■ ROWS:
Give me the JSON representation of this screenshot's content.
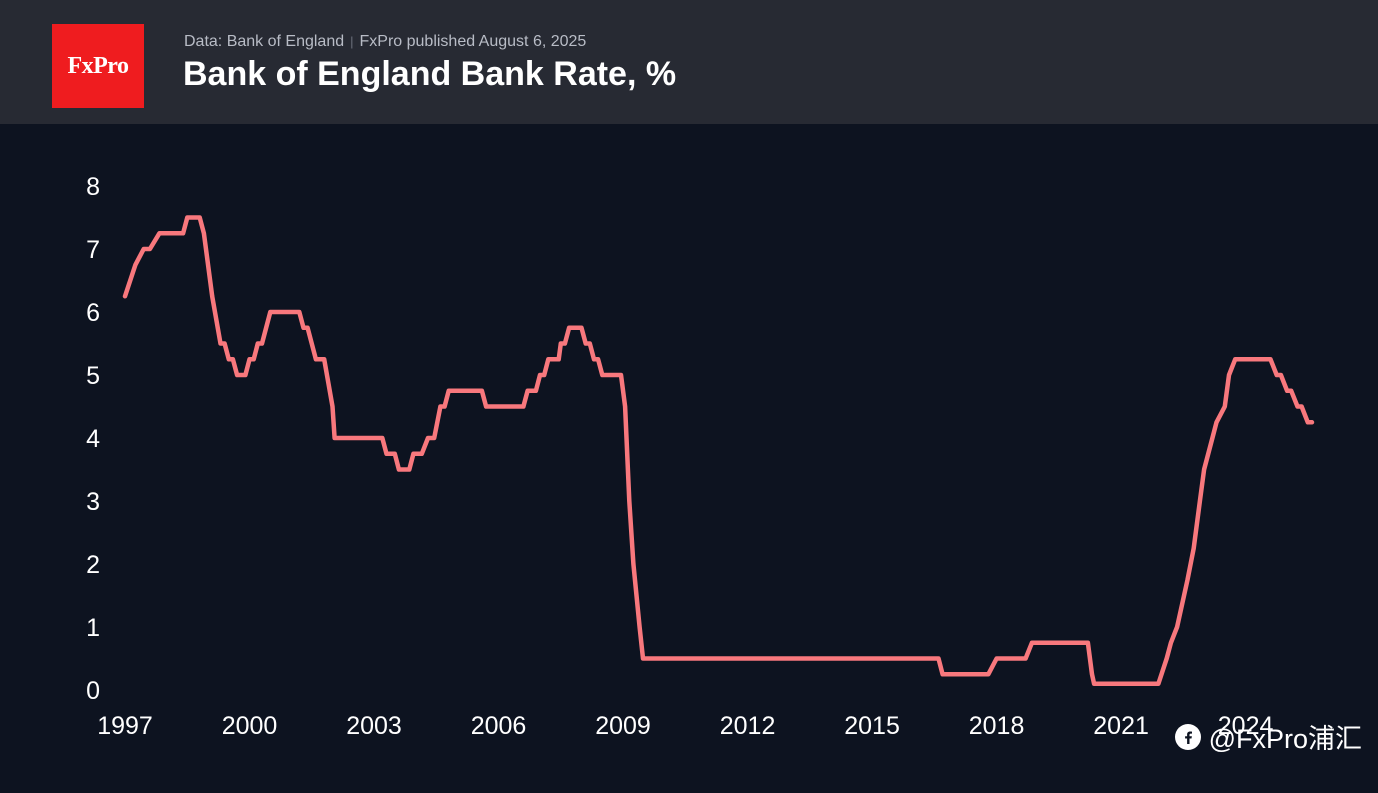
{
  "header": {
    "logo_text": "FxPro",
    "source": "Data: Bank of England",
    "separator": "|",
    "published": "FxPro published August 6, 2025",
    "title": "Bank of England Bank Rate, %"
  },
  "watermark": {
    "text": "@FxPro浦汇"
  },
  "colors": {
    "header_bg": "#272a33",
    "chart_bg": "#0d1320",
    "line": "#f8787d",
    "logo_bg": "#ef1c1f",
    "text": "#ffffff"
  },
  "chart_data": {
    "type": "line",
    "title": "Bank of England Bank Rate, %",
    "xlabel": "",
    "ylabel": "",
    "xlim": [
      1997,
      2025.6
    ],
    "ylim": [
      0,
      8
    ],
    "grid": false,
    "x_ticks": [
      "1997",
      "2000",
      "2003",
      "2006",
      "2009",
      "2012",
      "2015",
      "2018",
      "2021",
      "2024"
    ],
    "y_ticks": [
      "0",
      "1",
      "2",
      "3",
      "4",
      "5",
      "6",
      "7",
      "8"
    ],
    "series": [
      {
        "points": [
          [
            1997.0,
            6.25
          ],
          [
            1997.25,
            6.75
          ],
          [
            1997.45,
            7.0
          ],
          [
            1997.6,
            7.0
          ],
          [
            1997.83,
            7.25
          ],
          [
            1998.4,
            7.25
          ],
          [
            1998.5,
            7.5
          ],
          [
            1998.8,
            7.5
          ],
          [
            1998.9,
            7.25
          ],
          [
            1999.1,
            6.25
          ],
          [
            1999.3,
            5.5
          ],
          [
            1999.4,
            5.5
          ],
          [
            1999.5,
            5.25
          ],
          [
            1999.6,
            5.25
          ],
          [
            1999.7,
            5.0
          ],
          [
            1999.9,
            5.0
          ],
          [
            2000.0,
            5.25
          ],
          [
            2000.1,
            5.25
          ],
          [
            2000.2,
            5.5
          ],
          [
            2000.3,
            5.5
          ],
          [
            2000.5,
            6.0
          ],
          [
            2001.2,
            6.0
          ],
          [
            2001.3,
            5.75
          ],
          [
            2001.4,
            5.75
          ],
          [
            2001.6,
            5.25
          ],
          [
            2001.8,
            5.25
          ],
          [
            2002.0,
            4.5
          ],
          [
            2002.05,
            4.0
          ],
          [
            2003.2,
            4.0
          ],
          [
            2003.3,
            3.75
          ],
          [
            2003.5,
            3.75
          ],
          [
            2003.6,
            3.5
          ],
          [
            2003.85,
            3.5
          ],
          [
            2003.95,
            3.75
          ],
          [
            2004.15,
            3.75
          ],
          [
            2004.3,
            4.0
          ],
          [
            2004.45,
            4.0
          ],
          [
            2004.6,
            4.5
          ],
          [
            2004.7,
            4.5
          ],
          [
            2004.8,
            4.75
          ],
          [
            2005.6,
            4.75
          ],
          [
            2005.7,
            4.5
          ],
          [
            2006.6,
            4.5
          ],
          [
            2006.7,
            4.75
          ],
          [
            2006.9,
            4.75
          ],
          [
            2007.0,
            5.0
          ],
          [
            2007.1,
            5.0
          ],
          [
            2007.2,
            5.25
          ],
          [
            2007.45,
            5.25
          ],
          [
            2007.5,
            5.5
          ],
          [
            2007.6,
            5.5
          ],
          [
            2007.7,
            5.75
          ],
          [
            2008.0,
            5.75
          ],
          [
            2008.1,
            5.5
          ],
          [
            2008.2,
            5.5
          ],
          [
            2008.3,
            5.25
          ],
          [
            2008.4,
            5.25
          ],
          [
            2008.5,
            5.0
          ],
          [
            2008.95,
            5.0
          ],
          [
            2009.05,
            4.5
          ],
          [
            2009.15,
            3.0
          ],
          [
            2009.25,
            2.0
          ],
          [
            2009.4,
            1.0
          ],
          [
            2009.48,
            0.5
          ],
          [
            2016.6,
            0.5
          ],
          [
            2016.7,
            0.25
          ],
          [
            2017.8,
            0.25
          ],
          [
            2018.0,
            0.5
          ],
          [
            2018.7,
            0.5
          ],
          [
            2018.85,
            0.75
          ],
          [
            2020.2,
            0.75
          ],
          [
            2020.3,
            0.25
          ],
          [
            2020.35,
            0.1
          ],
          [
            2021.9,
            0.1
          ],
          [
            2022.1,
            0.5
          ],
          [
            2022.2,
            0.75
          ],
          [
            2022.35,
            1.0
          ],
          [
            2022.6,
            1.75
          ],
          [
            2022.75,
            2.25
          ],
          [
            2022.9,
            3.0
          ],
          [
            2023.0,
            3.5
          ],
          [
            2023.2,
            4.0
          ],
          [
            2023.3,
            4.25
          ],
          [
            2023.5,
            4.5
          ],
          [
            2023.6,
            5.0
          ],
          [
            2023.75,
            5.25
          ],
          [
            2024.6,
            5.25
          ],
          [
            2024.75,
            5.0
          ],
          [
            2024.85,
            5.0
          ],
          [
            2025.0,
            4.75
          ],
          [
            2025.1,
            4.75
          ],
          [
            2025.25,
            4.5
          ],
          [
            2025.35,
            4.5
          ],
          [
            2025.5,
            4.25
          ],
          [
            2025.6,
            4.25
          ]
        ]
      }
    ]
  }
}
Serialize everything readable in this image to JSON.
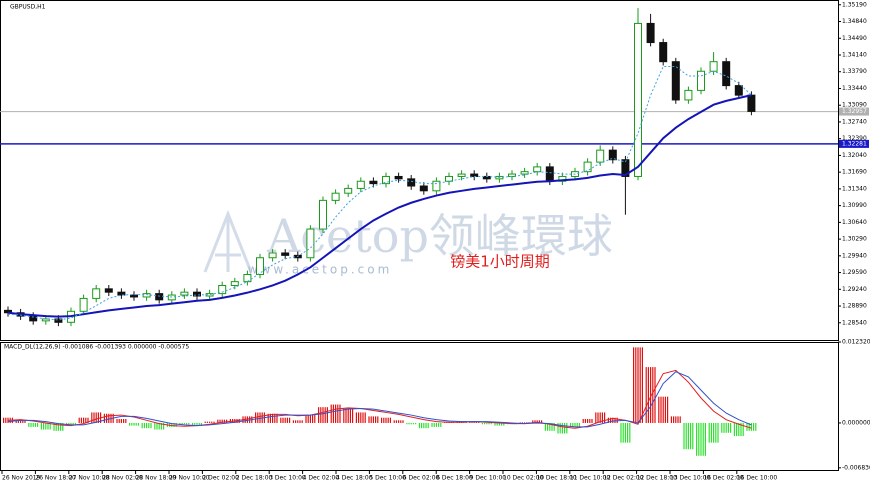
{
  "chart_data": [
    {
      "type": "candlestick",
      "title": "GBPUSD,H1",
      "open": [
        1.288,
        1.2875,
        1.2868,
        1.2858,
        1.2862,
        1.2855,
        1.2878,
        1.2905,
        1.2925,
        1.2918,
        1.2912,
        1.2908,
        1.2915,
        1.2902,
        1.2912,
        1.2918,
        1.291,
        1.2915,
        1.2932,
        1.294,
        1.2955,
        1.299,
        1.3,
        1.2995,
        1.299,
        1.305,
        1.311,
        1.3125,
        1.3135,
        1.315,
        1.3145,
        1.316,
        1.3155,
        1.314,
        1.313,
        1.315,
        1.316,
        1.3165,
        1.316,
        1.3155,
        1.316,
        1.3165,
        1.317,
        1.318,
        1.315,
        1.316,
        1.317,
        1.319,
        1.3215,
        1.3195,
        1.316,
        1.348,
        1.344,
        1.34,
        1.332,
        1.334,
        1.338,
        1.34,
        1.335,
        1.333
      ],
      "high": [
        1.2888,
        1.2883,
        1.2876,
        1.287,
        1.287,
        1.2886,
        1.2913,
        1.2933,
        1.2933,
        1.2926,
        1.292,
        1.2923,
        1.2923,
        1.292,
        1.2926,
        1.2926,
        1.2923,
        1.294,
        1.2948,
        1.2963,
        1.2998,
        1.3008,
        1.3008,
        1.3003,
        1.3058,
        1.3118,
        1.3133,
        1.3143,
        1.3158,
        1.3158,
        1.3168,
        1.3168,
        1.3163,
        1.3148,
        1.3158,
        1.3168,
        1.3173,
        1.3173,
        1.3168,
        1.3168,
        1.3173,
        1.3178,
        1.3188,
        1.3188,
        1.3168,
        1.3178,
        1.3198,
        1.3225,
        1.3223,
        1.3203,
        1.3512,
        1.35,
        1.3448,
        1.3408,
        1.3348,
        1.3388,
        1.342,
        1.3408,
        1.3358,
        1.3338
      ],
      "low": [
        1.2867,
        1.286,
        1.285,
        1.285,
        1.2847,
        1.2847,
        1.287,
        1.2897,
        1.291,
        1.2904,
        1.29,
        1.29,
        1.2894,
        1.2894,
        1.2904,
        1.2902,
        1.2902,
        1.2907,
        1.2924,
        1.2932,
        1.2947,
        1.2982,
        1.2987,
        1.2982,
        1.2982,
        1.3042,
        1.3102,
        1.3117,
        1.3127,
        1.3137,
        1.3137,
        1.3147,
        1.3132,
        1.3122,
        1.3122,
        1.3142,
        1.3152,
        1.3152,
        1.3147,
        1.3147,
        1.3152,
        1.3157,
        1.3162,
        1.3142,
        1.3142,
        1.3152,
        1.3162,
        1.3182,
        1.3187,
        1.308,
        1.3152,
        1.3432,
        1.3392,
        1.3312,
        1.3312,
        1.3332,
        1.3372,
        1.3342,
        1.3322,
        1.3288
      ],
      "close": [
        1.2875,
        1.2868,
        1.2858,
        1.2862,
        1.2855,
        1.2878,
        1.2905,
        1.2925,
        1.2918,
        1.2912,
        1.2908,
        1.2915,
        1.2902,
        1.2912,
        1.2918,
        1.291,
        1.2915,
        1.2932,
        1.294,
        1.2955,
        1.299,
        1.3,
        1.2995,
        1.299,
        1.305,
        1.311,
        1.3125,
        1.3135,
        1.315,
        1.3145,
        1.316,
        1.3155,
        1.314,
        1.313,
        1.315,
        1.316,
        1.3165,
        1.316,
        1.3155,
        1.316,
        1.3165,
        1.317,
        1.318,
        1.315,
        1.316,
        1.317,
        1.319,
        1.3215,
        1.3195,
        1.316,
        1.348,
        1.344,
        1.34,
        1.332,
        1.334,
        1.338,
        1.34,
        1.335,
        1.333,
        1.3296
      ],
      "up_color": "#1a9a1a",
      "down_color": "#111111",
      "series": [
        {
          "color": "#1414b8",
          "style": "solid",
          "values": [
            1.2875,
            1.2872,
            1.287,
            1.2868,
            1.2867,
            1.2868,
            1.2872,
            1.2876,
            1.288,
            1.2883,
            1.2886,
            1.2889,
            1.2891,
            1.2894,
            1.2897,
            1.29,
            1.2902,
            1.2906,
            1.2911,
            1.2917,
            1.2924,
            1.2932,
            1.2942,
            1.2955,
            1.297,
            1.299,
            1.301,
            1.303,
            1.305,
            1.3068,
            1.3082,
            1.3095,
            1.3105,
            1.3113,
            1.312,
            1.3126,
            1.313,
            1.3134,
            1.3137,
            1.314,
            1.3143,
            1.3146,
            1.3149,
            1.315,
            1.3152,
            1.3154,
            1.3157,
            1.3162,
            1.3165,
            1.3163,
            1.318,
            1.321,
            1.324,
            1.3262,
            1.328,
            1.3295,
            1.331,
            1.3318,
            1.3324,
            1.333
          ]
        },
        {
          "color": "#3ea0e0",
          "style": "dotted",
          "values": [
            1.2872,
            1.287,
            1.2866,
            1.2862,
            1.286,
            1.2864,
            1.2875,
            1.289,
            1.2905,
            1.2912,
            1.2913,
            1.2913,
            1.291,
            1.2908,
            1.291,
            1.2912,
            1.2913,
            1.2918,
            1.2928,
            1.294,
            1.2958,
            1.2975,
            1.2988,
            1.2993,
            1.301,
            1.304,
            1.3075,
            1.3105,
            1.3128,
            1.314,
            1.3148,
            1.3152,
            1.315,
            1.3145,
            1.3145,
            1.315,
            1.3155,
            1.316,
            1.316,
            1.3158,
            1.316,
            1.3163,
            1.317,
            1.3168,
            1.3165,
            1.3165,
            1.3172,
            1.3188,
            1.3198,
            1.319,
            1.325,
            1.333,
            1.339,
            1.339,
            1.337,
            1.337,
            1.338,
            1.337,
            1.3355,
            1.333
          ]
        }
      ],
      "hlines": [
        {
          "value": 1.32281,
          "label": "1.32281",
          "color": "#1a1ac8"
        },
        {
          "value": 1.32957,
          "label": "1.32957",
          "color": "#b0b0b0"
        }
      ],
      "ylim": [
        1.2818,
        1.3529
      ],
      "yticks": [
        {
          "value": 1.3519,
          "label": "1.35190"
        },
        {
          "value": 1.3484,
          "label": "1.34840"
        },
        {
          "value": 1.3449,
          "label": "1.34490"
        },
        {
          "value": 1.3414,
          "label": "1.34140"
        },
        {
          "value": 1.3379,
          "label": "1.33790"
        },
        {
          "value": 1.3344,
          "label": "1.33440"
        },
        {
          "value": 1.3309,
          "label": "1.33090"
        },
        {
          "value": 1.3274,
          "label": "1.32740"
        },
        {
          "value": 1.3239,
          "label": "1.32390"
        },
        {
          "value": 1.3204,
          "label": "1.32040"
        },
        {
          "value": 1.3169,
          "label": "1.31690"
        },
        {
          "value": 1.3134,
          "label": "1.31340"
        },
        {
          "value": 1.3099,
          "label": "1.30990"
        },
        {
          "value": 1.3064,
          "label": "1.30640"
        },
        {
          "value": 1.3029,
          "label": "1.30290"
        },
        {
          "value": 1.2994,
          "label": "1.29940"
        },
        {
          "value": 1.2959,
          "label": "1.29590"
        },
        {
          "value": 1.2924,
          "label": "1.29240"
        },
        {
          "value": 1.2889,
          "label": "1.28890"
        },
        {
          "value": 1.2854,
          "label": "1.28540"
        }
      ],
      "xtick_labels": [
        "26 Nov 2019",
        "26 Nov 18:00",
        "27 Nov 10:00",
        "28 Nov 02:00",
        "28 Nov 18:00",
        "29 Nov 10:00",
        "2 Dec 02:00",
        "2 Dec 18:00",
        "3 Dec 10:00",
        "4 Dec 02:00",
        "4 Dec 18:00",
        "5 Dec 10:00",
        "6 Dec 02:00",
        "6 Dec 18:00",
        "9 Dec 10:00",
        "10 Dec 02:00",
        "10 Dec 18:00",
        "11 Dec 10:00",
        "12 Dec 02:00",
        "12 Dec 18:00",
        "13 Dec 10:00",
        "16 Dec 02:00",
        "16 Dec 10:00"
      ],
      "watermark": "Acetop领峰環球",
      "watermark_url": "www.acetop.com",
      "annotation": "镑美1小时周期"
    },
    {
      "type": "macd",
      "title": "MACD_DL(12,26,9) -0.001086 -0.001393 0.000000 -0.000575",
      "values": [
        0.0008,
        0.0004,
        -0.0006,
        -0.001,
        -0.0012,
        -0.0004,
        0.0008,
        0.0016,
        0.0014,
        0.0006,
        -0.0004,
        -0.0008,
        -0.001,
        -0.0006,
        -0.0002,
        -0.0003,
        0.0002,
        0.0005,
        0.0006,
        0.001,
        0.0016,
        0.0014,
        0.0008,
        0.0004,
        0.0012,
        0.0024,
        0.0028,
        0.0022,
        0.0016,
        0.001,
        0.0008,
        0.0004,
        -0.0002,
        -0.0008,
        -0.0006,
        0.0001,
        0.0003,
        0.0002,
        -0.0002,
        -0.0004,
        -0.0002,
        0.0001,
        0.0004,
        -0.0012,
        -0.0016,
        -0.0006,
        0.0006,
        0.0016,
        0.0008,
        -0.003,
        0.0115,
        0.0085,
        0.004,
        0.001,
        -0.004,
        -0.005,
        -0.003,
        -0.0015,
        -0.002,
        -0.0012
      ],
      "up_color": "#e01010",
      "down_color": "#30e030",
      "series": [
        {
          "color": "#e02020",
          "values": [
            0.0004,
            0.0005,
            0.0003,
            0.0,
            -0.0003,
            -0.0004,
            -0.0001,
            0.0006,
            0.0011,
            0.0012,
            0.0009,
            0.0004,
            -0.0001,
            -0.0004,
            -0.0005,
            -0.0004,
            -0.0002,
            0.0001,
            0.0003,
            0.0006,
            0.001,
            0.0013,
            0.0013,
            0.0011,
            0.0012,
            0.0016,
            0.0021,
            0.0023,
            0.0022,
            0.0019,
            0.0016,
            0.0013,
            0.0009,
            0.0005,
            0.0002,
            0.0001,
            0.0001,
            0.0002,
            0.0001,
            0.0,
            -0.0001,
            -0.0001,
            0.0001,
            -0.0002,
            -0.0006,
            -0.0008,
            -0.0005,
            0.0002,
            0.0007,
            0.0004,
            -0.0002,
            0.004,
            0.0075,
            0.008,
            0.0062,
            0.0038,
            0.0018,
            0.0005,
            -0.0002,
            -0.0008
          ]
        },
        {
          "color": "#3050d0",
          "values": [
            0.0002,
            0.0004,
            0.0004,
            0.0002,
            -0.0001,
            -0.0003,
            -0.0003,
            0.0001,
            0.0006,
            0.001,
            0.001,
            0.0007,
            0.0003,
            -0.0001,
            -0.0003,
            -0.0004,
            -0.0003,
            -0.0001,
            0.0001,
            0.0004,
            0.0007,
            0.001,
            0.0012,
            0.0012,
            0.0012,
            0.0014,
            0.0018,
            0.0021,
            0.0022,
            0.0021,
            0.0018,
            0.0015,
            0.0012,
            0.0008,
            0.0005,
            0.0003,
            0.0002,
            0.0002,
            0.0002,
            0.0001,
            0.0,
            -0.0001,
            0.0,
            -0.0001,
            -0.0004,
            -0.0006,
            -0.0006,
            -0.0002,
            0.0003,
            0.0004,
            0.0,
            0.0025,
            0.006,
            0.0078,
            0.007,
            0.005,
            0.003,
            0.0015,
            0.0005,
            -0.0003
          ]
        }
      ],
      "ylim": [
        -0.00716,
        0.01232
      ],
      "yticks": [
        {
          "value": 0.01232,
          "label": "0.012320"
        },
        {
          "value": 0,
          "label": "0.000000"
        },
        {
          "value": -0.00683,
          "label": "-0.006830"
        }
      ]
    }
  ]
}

■ SHORT PROBLEM:
In the records, locate each line holding the string "this" and copy it.

■ SOLUTION BELOW:
Give me the JSON representation of this screenshot's content.
Serialize everything readable in this image to JSON.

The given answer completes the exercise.